### Given task
Write out every line of the data below verbatim, changing nothing.

### Records from a data collection
_ _ _ _ _ _ _
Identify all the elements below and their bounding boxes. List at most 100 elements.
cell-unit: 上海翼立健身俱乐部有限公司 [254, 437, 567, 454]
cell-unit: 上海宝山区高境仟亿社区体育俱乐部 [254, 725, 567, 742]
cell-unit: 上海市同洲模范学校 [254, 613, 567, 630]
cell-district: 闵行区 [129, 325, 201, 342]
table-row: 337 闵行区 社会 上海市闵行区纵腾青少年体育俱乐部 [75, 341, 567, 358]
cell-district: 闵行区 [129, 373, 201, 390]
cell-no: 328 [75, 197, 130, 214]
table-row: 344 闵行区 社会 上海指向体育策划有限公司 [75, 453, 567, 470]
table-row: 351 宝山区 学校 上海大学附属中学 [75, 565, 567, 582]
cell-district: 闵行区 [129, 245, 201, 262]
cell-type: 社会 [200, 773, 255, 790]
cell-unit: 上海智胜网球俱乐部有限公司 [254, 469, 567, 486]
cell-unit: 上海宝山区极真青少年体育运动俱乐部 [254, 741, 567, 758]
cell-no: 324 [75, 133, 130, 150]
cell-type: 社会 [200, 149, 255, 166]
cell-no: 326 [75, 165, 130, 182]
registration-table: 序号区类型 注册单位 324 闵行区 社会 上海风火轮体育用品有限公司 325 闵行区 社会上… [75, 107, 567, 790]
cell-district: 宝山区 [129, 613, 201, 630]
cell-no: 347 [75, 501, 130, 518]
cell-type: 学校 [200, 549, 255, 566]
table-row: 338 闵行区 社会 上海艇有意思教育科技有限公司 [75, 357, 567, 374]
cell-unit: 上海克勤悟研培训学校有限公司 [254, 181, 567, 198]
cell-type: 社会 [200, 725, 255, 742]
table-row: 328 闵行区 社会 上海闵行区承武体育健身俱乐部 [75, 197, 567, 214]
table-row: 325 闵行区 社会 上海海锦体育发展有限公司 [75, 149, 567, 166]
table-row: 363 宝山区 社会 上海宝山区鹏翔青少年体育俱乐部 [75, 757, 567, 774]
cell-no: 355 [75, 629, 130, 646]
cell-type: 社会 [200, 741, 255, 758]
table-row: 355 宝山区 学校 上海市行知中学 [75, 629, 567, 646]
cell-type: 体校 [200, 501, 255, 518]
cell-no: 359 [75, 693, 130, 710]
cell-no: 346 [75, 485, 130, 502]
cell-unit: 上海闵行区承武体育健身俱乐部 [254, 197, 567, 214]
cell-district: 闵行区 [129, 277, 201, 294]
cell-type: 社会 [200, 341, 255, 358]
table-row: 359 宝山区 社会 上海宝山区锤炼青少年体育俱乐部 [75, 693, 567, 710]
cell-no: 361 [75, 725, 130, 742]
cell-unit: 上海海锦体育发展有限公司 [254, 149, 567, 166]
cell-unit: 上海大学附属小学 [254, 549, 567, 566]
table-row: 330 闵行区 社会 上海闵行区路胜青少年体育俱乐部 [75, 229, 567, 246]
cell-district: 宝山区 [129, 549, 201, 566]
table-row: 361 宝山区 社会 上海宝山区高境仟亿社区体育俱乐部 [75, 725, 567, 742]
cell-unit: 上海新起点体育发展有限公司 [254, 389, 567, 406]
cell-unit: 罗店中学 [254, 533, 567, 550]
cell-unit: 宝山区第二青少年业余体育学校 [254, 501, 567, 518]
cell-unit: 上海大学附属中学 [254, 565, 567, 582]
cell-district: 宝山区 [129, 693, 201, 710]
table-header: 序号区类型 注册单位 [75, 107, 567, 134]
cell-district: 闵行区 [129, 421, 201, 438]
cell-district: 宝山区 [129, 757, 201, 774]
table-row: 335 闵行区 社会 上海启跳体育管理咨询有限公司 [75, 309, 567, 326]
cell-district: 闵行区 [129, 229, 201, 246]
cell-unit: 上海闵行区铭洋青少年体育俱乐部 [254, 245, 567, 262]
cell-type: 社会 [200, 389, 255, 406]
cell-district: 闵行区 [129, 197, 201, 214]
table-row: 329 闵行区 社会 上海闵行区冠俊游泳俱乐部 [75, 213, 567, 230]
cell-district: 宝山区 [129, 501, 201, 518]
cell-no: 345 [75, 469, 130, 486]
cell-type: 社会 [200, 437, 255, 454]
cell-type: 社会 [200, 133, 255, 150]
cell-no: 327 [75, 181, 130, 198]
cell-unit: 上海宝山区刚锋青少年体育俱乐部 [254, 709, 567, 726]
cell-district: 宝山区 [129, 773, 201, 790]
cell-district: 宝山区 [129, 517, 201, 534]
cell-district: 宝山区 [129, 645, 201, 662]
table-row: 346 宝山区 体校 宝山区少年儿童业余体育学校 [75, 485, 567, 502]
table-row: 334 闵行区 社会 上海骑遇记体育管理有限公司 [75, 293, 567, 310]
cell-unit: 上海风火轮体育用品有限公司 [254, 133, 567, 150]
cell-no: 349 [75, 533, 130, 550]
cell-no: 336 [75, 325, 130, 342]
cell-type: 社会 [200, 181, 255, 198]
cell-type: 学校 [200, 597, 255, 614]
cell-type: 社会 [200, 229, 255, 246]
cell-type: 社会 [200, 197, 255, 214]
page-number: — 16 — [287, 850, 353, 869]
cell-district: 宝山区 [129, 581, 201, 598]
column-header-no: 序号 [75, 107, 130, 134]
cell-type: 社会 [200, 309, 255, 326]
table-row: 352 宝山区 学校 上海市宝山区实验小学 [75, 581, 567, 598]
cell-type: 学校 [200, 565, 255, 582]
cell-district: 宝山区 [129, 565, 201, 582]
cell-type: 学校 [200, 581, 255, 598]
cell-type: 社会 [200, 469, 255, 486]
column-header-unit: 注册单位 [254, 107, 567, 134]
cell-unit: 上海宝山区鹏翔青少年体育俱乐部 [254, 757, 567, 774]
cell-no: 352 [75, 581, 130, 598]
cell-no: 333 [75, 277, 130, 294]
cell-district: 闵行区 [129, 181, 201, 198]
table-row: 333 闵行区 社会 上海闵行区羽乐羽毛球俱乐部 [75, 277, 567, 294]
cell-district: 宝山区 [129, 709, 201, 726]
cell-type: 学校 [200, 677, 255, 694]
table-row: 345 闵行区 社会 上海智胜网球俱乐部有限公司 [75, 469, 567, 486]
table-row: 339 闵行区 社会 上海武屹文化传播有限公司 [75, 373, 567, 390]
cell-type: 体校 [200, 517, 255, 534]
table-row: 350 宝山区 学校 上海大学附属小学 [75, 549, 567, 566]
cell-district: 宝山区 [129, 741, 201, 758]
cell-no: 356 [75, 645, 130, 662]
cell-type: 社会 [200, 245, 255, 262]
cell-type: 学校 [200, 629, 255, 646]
_ _ _ _ _ _ _
### Solution for this problem
Identify all the elements below and their bounding boxes. List at most 100 elements.
cell-unit: 上海翼立健身俱乐部有限公司 [254, 437, 567, 454]
cell-unit: 上海宝山区高境仟亿社区体育俱乐部 [254, 725, 567, 742]
cell-unit: 上海市同洲模范学校 [254, 613, 567, 630]
cell-district: 闵行区 [129, 325, 201, 342]
table-row: 337 闵行区 社会 上海市闵行区纵腾青少年体育俱乐部 [75, 341, 567, 358]
cell-district: 闵行区 [129, 373, 201, 390]
cell-no: 328 [75, 197, 130, 214]
table-row: 344 闵行区 社会 上海指向体育策划有限公司 [75, 453, 567, 470]
table-row: 351 宝山区 学校 上海大学附属中学 [75, 565, 567, 582]
cell-district: 闵行区 [129, 245, 201, 262]
cell-type: 社会 [200, 773, 255, 790]
cell-unit: 上海智胜网球俱乐部有限公司 [254, 469, 567, 486]
cell-unit: 上海宝山区极真青少年体育运动俱乐部 [254, 741, 567, 758]
cell-no: 324 [75, 133, 130, 150]
cell-type: 社会 [200, 149, 255, 166]
cell-no: 326 [75, 165, 130, 182]
registration-table: 序号区类型 注册单位 324 闵行区 社会 上海风火轮体育用品有限公司 325 闵行区 社会上… [75, 107, 567, 790]
cell-district: 宝山区 [129, 613, 201, 630]
cell-no: 347 [75, 501, 130, 518]
cell-type: 学校 [200, 549, 255, 566]
table-row: 338 闵行区 社会 上海艇有意思教育科技有限公司 [75, 357, 567, 374]
cell-unit: 上海克勤悟研培训学校有限公司 [254, 181, 567, 198]
cell-type: 社会 [200, 725, 255, 742]
table-row: 328 闵行区 社会 上海闵行区承武体育健身俱乐部 [75, 197, 567, 214]
table-row: 325 闵行区 社会 上海海锦体育发展有限公司 [75, 149, 567, 166]
table-row: 363 宝山区 社会 上海宝山区鹏翔青少年体育俱乐部 [75, 757, 567, 774]
cell-no: 355 [75, 629, 130, 646]
cell-type: 社会 [200, 741, 255, 758]
table-row: 355 宝山区 学校 上海市行知中学 [75, 629, 567, 646]
cell-type: 体校 [200, 501, 255, 518]
cell-no: 359 [75, 693, 130, 710]
cell-no: 346 [75, 485, 130, 502]
cell-unit: 上海闵行区承武体育健身俱乐部 [254, 197, 567, 214]
cell-district: 闵行区 [129, 277, 201, 294]
cell-type: 社会 [200, 341, 255, 358]
table-row: 359 宝山区 社会 上海宝山区锤炼青少年体育俱乐部 [75, 693, 567, 710]
cell-no: 361 [75, 725, 130, 742]
cell-unit: 上海海锦体育发展有限公司 [254, 149, 567, 166]
cell-unit: 上海大学附属小学 [254, 549, 567, 566]
table-row: 330 闵行区 社会 上海闵行区路胜青少年体育俱乐部 [75, 229, 567, 246]
cell-district: 宝山区 [129, 549, 201, 566]
table-row: 361 宝山区 社会 上海宝山区高境仟亿社区体育俱乐部 [75, 725, 567, 742]
cell-unit: 上海新起点体育发展有限公司 [254, 389, 567, 406]
cell-unit: 罗店中学 [254, 533, 567, 550]
cell-unit: 宝山区第二青少年业余体育学校 [254, 501, 567, 518]
cell-unit: 上海大学附属中学 [254, 565, 567, 582]
cell-district: 宝山区 [129, 693, 201, 710]
table-header: 序号区类型 注册单位 [75, 107, 567, 134]
cell-district: 闵行区 [129, 421, 201, 438]
cell-district: 宝山区 [129, 757, 201, 774]
table-row: 335 闵行区 社会 上海启跳体育管理咨询有限公司 [75, 309, 567, 326]
cell-district: 闵行区 [129, 229, 201, 246]
cell-unit: 上海闵行区铭洋青少年体育俱乐部 [254, 245, 567, 262]
cell-type: 社会 [200, 389, 255, 406]
cell-district: 闵行区 [129, 197, 201, 214]
table-row: 329 闵行区 社会 上海闵行区冠俊游泳俱乐部 [75, 213, 567, 230]
cell-district: 宝山区 [129, 501, 201, 518]
cell-no: 345 [75, 469, 130, 486]
cell-type: 社会 [200, 437, 255, 454]
cell-type: 社会 [200, 133, 255, 150]
cell-no: 327 [75, 181, 130, 198]
cell-unit: 上海宝山区刚锋青少年体育俱乐部 [254, 709, 567, 726]
cell-district: 宝山区 [129, 773, 201, 790]
cell-district: 宝山区 [129, 517, 201, 534]
cell-district: 宝山区 [129, 645, 201, 662]
table-row: 346 宝山区 体校 宝山区少年儿童业余体育学校 [75, 485, 567, 502]
table-row: 334 闵行区 社会 上海骑遇记体育管理有限公司 [75, 293, 567, 310]
cell-unit: 上海风火轮体育用品有限公司 [254, 133, 567, 150]
cell-no: 349 [75, 533, 130, 550]
cell-no: 336 [75, 325, 130, 342]
cell-type: 社会 [200, 181, 255, 198]
cell-type: 学校 [200, 597, 255, 614]
cell-type: 社会 [200, 229, 255, 246]
cell-type: 社会 [200, 197, 255, 214]
page-number: — 16 — [287, 850, 353, 869]
cell-district: 宝山区 [129, 581, 201, 598]
column-header-no: 序号 [75, 107, 130, 134]
cell-type: 社会 [200, 309, 255, 326]
table-row: 352 宝山区 学校 上海市宝山区实验小学 [75, 581, 567, 598]
cell-type: 学校 [200, 565, 255, 582]
cell-district: 宝山区 [129, 565, 201, 582]
cell-type: 学校 [200, 581, 255, 598]
cell-type: 社会 [200, 469, 255, 486]
column-header-unit: 注册单位 [254, 107, 567, 134]
cell-unit: 上海宝山区鹏翔青少年体育俱乐部 [254, 757, 567, 774]
cell-no: 352 [75, 581, 130, 598]
cell-no: 333 [75, 277, 130, 294]
cell-district: 闵行区 [129, 181, 201, 198]
table-row: 333 闵行区 社会 上海闵行区羽乐羽毛球俱乐部 [75, 277, 567, 294]
cell-district: 宝山区 [129, 709, 201, 726]
cell-type: 学校 [200, 677, 255, 694]
table-row: 345 闵行区 社会 上海智胜网球俱乐部有限公司 [75, 469, 567, 486]
table-row: 339 闵行区 社会 上海武屹文化传播有限公司 [75, 373, 567, 390]
cell-type: 体校 [200, 517, 255, 534]
table-row: 350 宝山区 学校 上海大学附属小学 [75, 549, 567, 566]
cell-district: 宝山区 [129, 741, 201, 758]
cell-no: 356 [75, 645, 130, 662]
cell-type: 社会 [200, 245, 255, 262]
cell-type: 学校 [200, 629, 255, 646]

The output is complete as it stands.